PROVIDED RECORDS

=-=-=-=-=

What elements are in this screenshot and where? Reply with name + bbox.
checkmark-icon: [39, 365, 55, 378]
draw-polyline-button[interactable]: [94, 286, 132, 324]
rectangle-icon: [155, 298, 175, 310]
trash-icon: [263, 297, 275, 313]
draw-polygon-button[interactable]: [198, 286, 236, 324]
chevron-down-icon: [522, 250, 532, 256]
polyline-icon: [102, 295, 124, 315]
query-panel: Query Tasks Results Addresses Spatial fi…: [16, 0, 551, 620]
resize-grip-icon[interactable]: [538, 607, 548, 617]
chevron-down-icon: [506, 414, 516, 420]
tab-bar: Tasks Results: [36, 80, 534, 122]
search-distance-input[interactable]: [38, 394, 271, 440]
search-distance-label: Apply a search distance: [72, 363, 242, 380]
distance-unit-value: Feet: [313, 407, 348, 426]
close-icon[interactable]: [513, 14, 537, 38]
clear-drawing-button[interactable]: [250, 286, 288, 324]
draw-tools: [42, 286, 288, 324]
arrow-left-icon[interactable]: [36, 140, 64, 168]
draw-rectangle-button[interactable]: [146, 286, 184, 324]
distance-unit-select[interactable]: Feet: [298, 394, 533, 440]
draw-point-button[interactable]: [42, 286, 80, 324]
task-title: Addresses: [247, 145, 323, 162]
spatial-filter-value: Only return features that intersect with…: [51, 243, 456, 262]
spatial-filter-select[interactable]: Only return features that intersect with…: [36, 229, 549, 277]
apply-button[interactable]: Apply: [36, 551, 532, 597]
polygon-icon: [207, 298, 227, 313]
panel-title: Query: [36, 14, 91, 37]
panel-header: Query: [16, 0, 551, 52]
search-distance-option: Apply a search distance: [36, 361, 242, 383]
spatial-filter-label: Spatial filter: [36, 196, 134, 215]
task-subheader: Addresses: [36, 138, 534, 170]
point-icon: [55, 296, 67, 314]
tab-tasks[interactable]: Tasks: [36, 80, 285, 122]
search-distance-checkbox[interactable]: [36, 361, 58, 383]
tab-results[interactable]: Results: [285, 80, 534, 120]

=-=-=-=-=

Collect every line of the data above that contains the string "return", treating uppercase and lowercase as different.

spatial-filter-value: Only return features that intersect with…: [51, 243, 456, 262]
spatial-filter-select[interactable]: Only return features that intersect with…: [36, 229, 549, 277]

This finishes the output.